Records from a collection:
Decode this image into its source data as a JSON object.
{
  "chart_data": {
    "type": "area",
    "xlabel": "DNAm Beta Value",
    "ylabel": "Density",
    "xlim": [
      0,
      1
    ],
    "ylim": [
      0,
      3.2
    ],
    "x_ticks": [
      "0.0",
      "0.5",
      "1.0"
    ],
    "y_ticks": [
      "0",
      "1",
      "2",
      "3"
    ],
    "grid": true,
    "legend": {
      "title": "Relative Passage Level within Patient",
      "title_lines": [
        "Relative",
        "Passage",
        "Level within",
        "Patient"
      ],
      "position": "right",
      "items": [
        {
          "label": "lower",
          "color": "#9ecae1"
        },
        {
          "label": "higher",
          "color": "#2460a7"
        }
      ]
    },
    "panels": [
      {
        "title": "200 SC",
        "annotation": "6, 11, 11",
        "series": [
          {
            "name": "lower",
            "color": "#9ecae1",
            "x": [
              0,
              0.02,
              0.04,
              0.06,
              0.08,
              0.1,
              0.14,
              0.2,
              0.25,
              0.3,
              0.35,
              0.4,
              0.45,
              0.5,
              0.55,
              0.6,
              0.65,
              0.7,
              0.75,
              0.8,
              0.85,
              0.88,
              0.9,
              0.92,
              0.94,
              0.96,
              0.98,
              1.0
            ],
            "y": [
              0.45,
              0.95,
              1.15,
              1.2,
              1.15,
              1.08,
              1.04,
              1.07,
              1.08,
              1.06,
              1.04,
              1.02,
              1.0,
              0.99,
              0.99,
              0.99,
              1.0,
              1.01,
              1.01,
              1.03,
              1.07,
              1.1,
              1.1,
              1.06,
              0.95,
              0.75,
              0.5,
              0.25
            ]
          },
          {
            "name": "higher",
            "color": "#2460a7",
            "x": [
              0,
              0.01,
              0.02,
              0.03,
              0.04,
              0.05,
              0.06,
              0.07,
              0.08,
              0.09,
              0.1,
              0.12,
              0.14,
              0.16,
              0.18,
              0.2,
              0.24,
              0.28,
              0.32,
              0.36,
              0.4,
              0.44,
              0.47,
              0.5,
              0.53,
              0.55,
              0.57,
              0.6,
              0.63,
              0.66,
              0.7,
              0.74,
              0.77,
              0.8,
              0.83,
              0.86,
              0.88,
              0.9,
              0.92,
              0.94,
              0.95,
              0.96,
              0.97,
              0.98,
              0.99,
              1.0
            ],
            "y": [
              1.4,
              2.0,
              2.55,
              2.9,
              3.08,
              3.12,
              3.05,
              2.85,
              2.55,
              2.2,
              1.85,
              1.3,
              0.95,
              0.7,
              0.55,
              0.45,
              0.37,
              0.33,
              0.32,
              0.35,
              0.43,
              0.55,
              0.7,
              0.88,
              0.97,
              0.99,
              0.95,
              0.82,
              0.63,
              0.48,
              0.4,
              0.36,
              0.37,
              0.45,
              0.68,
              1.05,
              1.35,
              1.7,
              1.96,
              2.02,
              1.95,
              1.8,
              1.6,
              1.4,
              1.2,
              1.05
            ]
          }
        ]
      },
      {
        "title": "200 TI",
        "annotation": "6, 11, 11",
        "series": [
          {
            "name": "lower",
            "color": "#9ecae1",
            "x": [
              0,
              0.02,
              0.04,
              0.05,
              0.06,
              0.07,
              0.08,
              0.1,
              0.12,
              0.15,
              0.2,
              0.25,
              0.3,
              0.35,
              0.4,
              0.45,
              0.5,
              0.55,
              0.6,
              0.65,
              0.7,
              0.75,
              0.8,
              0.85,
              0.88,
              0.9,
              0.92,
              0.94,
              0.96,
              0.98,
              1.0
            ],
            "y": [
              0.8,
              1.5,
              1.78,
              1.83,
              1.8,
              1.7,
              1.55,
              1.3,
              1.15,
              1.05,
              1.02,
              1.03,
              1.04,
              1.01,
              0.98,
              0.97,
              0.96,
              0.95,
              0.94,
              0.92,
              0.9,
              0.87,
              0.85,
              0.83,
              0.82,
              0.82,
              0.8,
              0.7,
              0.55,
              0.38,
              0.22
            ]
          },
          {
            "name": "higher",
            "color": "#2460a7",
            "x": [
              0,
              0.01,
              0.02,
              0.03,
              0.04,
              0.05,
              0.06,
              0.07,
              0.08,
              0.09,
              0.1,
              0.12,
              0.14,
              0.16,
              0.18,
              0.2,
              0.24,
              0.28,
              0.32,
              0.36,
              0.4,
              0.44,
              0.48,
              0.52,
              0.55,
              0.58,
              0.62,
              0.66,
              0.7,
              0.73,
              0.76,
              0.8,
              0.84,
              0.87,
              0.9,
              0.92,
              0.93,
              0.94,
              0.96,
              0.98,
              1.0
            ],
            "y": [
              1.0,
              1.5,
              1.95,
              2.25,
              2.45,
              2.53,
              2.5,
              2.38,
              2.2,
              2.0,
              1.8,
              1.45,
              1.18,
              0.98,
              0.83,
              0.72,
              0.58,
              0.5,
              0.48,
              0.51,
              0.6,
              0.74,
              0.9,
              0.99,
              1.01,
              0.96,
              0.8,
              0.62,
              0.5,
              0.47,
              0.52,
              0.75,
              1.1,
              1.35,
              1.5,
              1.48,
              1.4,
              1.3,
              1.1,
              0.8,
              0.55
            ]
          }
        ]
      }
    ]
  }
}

[The request] All the entries above need to be reproduced exactly.

[Correct answer]
Decode this image into its source data as a JSON object.
{
  "chart_data": {
    "type": "area",
    "xlabel": "DNAm Beta Value",
    "ylabel": "Density",
    "xlim": [
      0,
      1
    ],
    "ylim": [
      0,
      3.2
    ],
    "x_ticks": [
      "0.0",
      "0.5",
      "1.0"
    ],
    "y_ticks": [
      "0",
      "1",
      "2",
      "3"
    ],
    "grid": true,
    "legend": {
      "title": "Relative Passage Level within Patient",
      "title_lines": [
        "Relative",
        "Passage",
        "Level within",
        "Patient"
      ],
      "position": "right",
      "items": [
        {
          "label": "lower",
          "color": "#9ecae1"
        },
        {
          "label": "higher",
          "color": "#2460a7"
        }
      ]
    },
    "panels": [
      {
        "title": "200 SC",
        "annotation": "6, 11, 11",
        "series": [
          {
            "name": "lower",
            "color": "#9ecae1",
            "x": [
              0,
              0.02,
              0.04,
              0.06,
              0.08,
              0.1,
              0.14,
              0.2,
              0.25,
              0.3,
              0.35,
              0.4,
              0.45,
              0.5,
              0.55,
              0.6,
              0.65,
              0.7,
              0.75,
              0.8,
              0.85,
              0.88,
              0.9,
              0.92,
              0.94,
              0.96,
              0.98,
              1.0
            ],
            "y": [
              0.45,
              0.95,
              1.15,
              1.2,
              1.15,
              1.08,
              1.04,
              1.07,
              1.08,
              1.06,
              1.04,
              1.02,
              1.0,
              0.99,
              0.99,
              0.99,
              1.0,
              1.01,
              1.01,
              1.03,
              1.07,
              1.1,
              1.1,
              1.06,
              0.95,
              0.75,
              0.5,
              0.25
            ]
          },
          {
            "name": "higher",
            "color": "#2460a7",
            "x": [
              0,
              0.01,
              0.02,
              0.03,
              0.04,
              0.05,
              0.06,
              0.07,
              0.08,
              0.09,
              0.1,
              0.12,
              0.14,
              0.16,
              0.18,
              0.2,
              0.24,
              0.28,
              0.32,
              0.36,
              0.4,
              0.44,
              0.47,
              0.5,
              0.53,
              0.55,
              0.57,
              0.6,
              0.63,
              0.66,
              0.7,
              0.74,
              0.77,
              0.8,
              0.83,
              0.86,
              0.88,
              0.9,
              0.92,
              0.94,
              0.95,
              0.96,
              0.97,
              0.98,
              0.99,
              1.0
            ],
            "y": [
              1.4,
              2.0,
              2.55,
              2.9,
              3.08,
              3.12,
              3.05,
              2.85,
              2.55,
              2.2,
              1.85,
              1.3,
              0.95,
              0.7,
              0.55,
              0.45,
              0.37,
              0.33,
              0.32,
              0.35,
              0.43,
              0.55,
              0.7,
              0.88,
              0.97,
              0.99,
              0.95,
              0.82,
              0.63,
              0.48,
              0.4,
              0.36,
              0.37,
              0.45,
              0.68,
              1.05,
              1.35,
              1.7,
              1.96,
              2.02,
              1.95,
              1.8,
              1.6,
              1.4,
              1.2,
              1.05
            ]
          }
        ]
      },
      {
        "title": "200 TI",
        "annotation": "6, 11, 11",
        "series": [
          {
            "name": "lower",
            "color": "#9ecae1",
            "x": [
              0,
              0.02,
              0.04,
              0.05,
              0.06,
              0.07,
              0.08,
              0.1,
              0.12,
              0.15,
              0.2,
              0.25,
              0.3,
              0.35,
              0.4,
              0.45,
              0.5,
              0.55,
              0.6,
              0.65,
              0.7,
              0.75,
              0.8,
              0.85,
              0.88,
              0.9,
              0.92,
              0.94,
              0.96,
              0.98,
              1.0
            ],
            "y": [
              0.8,
              1.5,
              1.78,
              1.83,
              1.8,
              1.7,
              1.55,
              1.3,
              1.15,
              1.05,
              1.02,
              1.03,
              1.04,
              1.01,
              0.98,
              0.97,
              0.96,
              0.95,
              0.94,
              0.92,
              0.9,
              0.87,
              0.85,
              0.83,
              0.82,
              0.82,
              0.8,
              0.7,
              0.55,
              0.38,
              0.22
            ]
          },
          {
            "name": "higher",
            "color": "#2460a7",
            "x": [
              0,
              0.01,
              0.02,
              0.03,
              0.04,
              0.05,
              0.06,
              0.07,
              0.08,
              0.09,
              0.1,
              0.12,
              0.14,
              0.16,
              0.18,
              0.2,
              0.24,
              0.28,
              0.32,
              0.36,
              0.4,
              0.44,
              0.48,
              0.52,
              0.55,
              0.58,
              0.62,
              0.66,
              0.7,
              0.73,
              0.76,
              0.8,
              0.84,
              0.87,
              0.9,
              0.92,
              0.93,
              0.94,
              0.96,
              0.98,
              1.0
            ],
            "y": [
              1.0,
              1.5,
              1.95,
              2.25,
              2.45,
              2.53,
              2.5,
              2.38,
              2.2,
              2.0,
              1.8,
              1.45,
              1.18,
              0.98,
              0.83,
              0.72,
              0.58,
              0.5,
              0.48,
              0.51,
              0.6,
              0.74,
              0.9,
              0.99,
              1.01,
              0.96,
              0.8,
              0.62,
              0.5,
              0.47,
              0.52,
              0.75,
              1.1,
              1.35,
              1.5,
              1.48,
              1.4,
              1.3,
              1.1,
              0.8,
              0.55
            ]
          }
        ]
      }
    ]
  }
}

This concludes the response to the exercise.